### DATASET ENTRIES

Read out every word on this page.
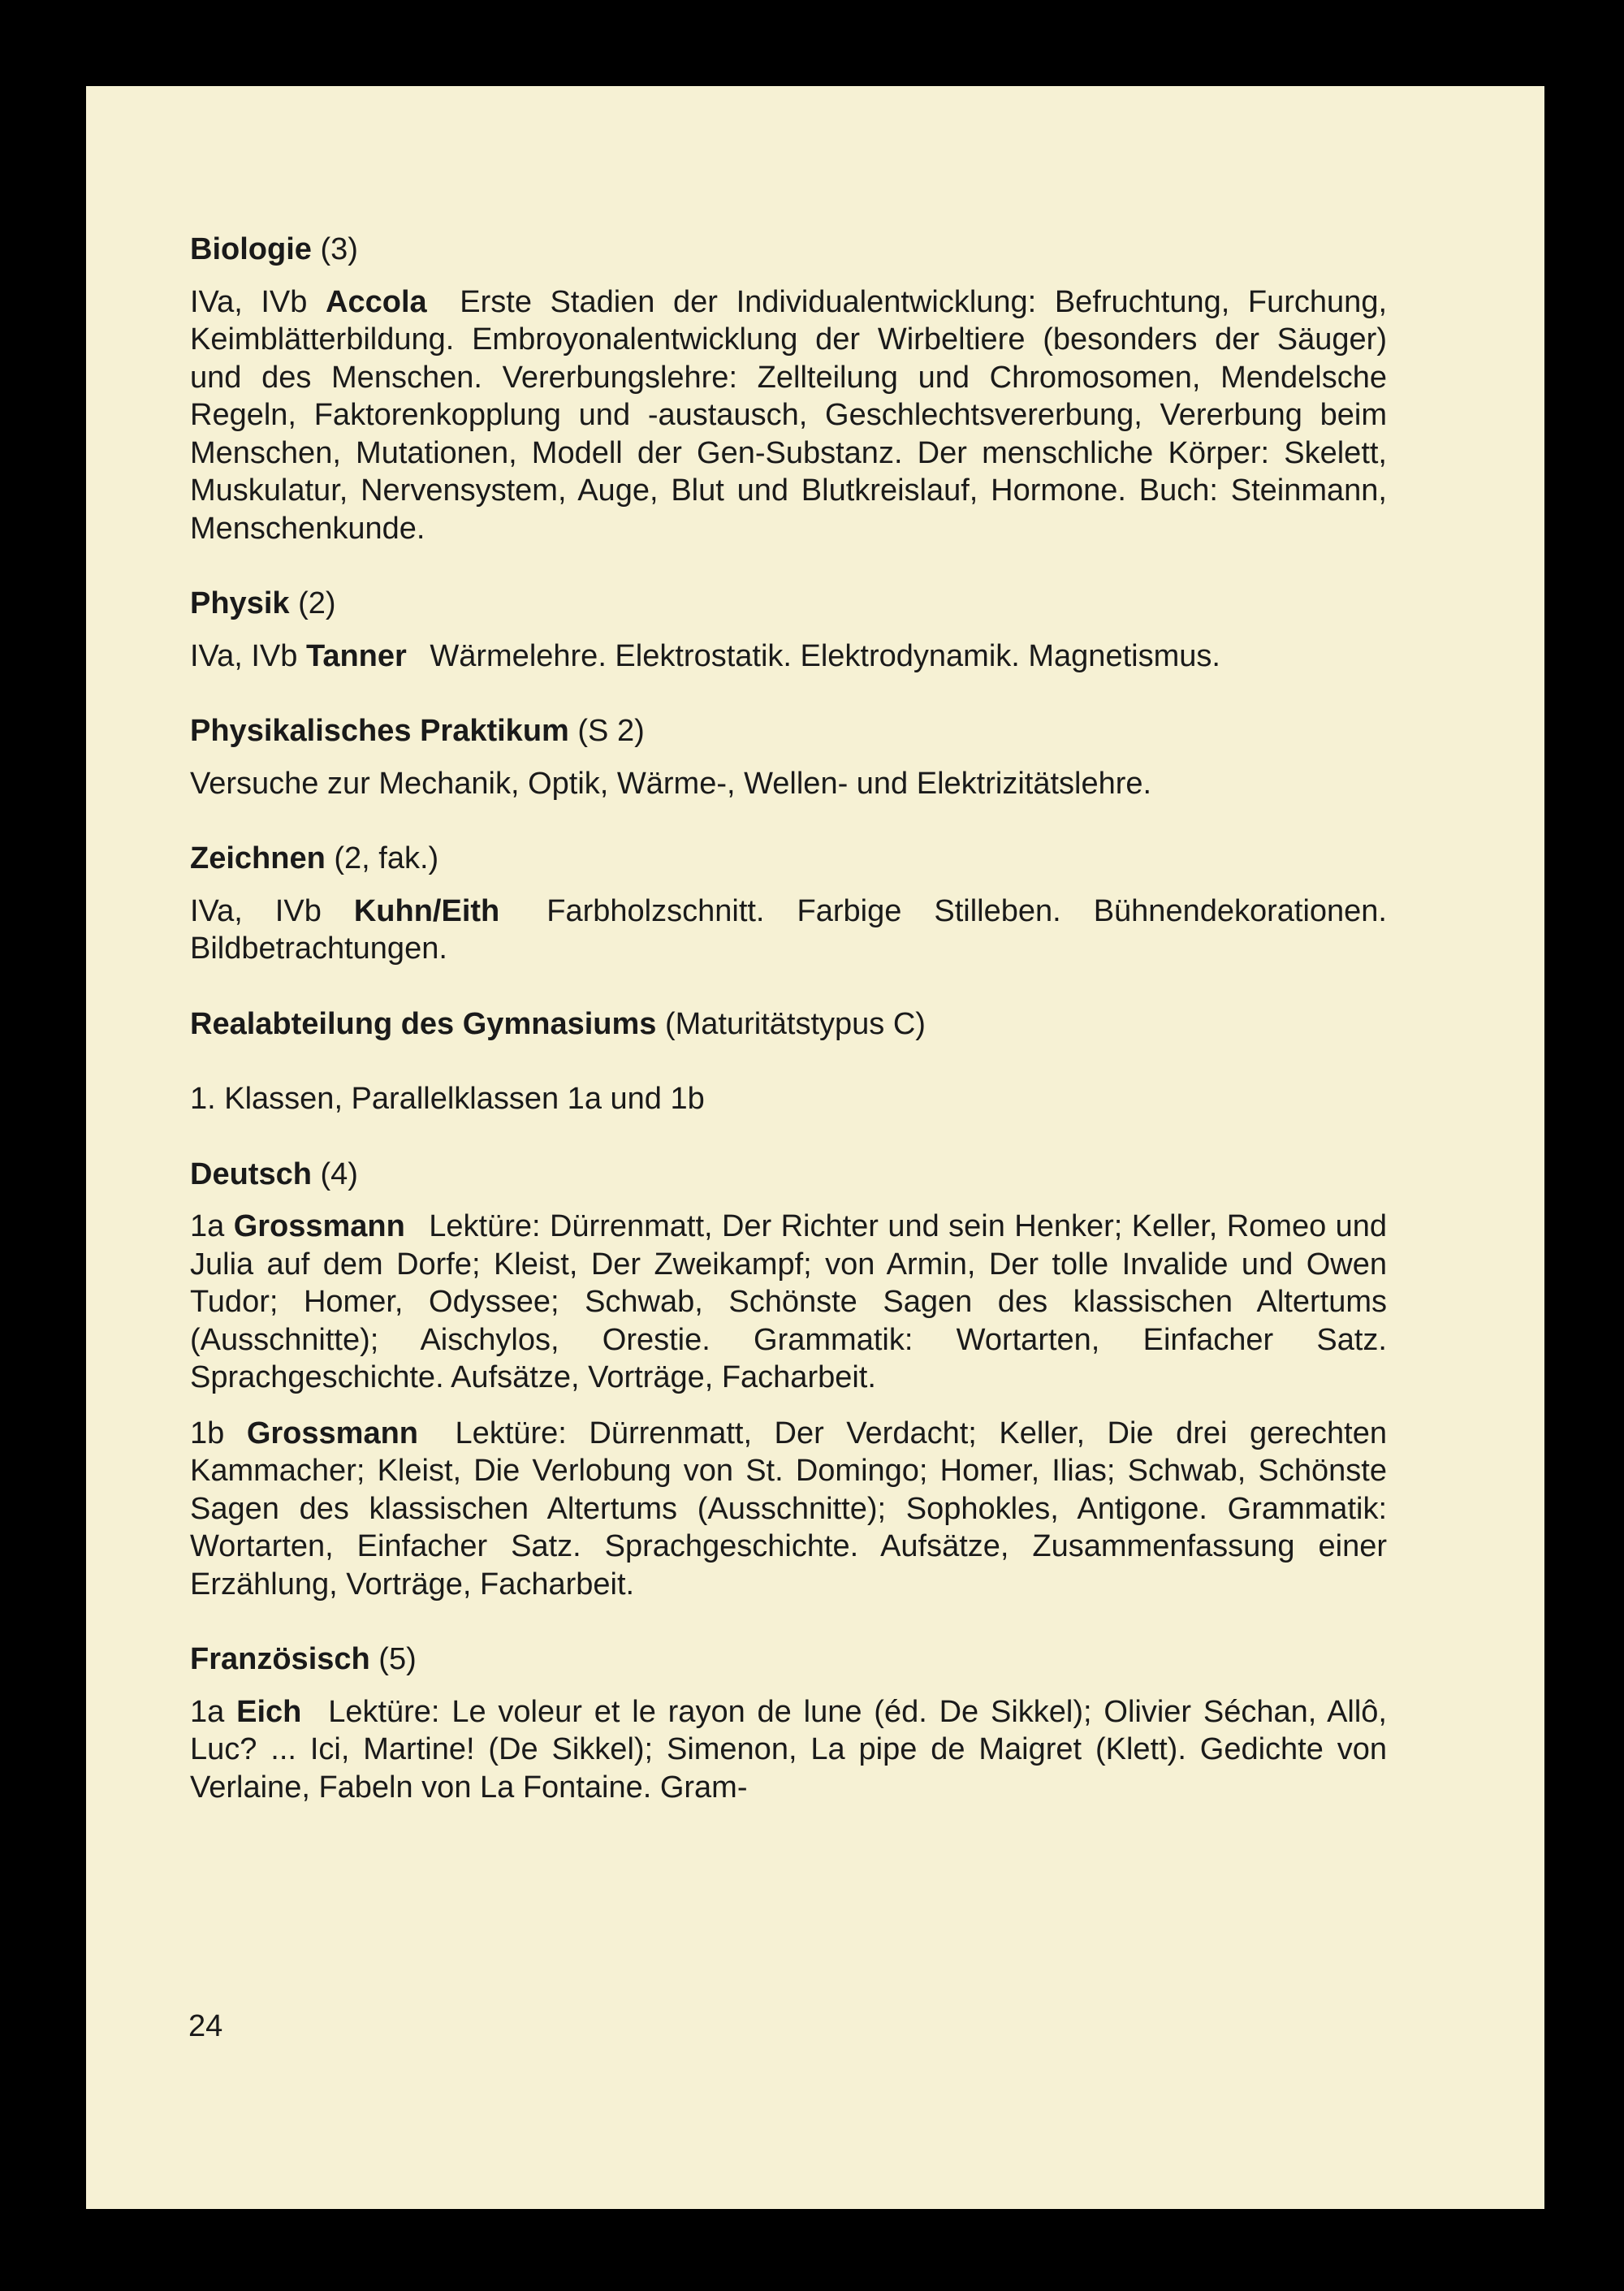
Biologie (3)

IVa, IVb Accola Erste Stadien der Individualentwicklung: Befruchtung, Furchung, Keimblätterbildung. Embroyonalentwicklung der Wirbeltiere (besonders der Säuger) und des Menschen. Vererbungslehre: Zellteilung und Chromosomen, Mendelsche Regeln, Faktorenkopplung und -austausch, Geschlechtsvererbung, Vererbung beim Menschen, Mutationen, Modell der Gen-Substanz. Der menschliche Körper: Skelett, Muskulatur, Nervensystem, Auge, Blut und Blutkreislauf, Hormone. Buch: Steinmann, Menschenkunde.

Physik (2)

IVa, IVb Tanner Wärmelehre. Elektrostatik. Elektrodynamik. Magnetismus.

Physikalisches Praktikum (S 2)

Versuche zur Mechanik, Optik, Wärme-, Wellen- und Elektrizitätslehre.

Zeichnen (2, fak.)

IVa, IVb Kuhn/Eith Farbholzschnitt. Farbige Stilleben. Bühnendekorationen. Bildbetrachtungen.

Realabteilung des Gymnasiums (Maturitätstypus C)

1. Klassen, Parallelklassen 1a und 1b

Deutsch (4)

1a Grossmann Lektüre: Dürrenmatt, Der Richter und sein Henker; Keller, Romeo und Julia auf dem Dorfe; Kleist, Der Zweikampf; von Armin, Der tolle Invalide und Owen Tudor; Homer, Odyssee; Schwab, Schönste Sagen des klassischen Altertums (Ausschnitte); Aischylos, Orestie. Grammatik: Wortarten, Einfacher Satz. Sprachgeschichte. Aufsätze, Vorträge, Facharbeit.

1b Grossmann Lektüre: Dürrenmatt, Der Verdacht; Keller, Die drei gerechten Kammacher; Kleist, Die Verlobung von St. Domingo; Homer, Ilias; Schwab, Schönste Sagen des klassischen Altertums (Ausschnitte); Sophokles, Antigone. Grammatik: Wortarten, Einfacher Satz. Sprachgeschichte. Aufsätze, Zusammenfassung einer Erzählung, Vorträge, Facharbeit.

Französisch (5)

1a Eich Lektüre: Le voleur et le rayon de lune (éd. De Sikkel); Olivier Séchan, Allô, Luc? ... Ici, Martine! (De Sikkel); Simenon, La pipe de Maigret (Klett). Gedichte von Verlaine, Fabeln von La Fontaine. Gram-

24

### WHAT NEEDS TO BE DONE
Repeat each entry precisely as it appears. Leave the pictures out.

### EXERCISE SOLUTION
Read out every word on this page.
Biologie (3)

IVa, IVb Accola Erste Stadien der Individualentwicklung: Befruchtung, Furchung, Keimblätterbildung. Embroyonalentwicklung der Wirbeltiere (besonders der Säuger) und des Menschen. Vererbungslehre: Zellteilung und Chromosomen, Mendelsche Regeln, Faktorenkopplung und -austausch, Geschlechtsvererbung, Vererbung beim Menschen, Mutationen, Modell der Gen-Substanz. Der menschliche Körper: Skelett, Muskulatur, Nervensystem, Auge, Blut und Blutkreislauf, Hormone. Buch: Steinmann, Menschenkunde.

Physik (2)

IVa, IVb Tanner Wärmelehre. Elektrostatik. Elektrodynamik. Magnetismus.

Physikalisches Praktikum (S 2)

Versuche zur Mechanik, Optik, Wärme-, Wellen- und Elektrizitätslehre.

Zeichnen (2, fak.)

IVa, IVb Kuhn/Eith Farbholzschnitt. Farbige Stilleben. Bühnendekorationen. Bildbetrachtungen.

Realabteilung des Gymnasiums (Maturitätstypus C)

1. Klassen, Parallelklassen 1a und 1b

Deutsch (4)

1a Grossmann Lektüre: Dürrenmatt, Der Richter und sein Henker; Keller, Romeo und Julia auf dem Dorfe; Kleist, Der Zweikampf; von Armin, Der tolle Invalide und Owen Tudor; Homer, Odyssee; Schwab, Schönste Sagen des klassischen Altertums (Ausschnitte); Aischylos, Orestie. Grammatik: Wortarten, Einfacher Satz. Sprachgeschichte. Aufsätze, Vorträge, Facharbeit.

1b Grossmann Lektüre: Dürrenmatt, Der Verdacht; Keller, Die drei gerechten Kammacher; Kleist, Die Verlobung von St. Domingo; Homer, Ilias; Schwab, Schönste Sagen des klassischen Altertums (Ausschnitte); Sophokles, Antigone. Grammatik: Wortarten, Einfacher Satz. Sprachgeschichte. Aufsätze, Zusammenfassung einer Erzählung, Vorträge, Facharbeit.

Französisch (5)

1a Eich Lektüre: Le voleur et le rayon de lune (éd. De Sikkel); Olivier Séchan, Allô, Luc? ... Ici, Martine! (De Sikkel); Simenon, La pipe de Maigret (Klett). Gedichte von Verlaine, Fabeln von La Fontaine. Gram-

24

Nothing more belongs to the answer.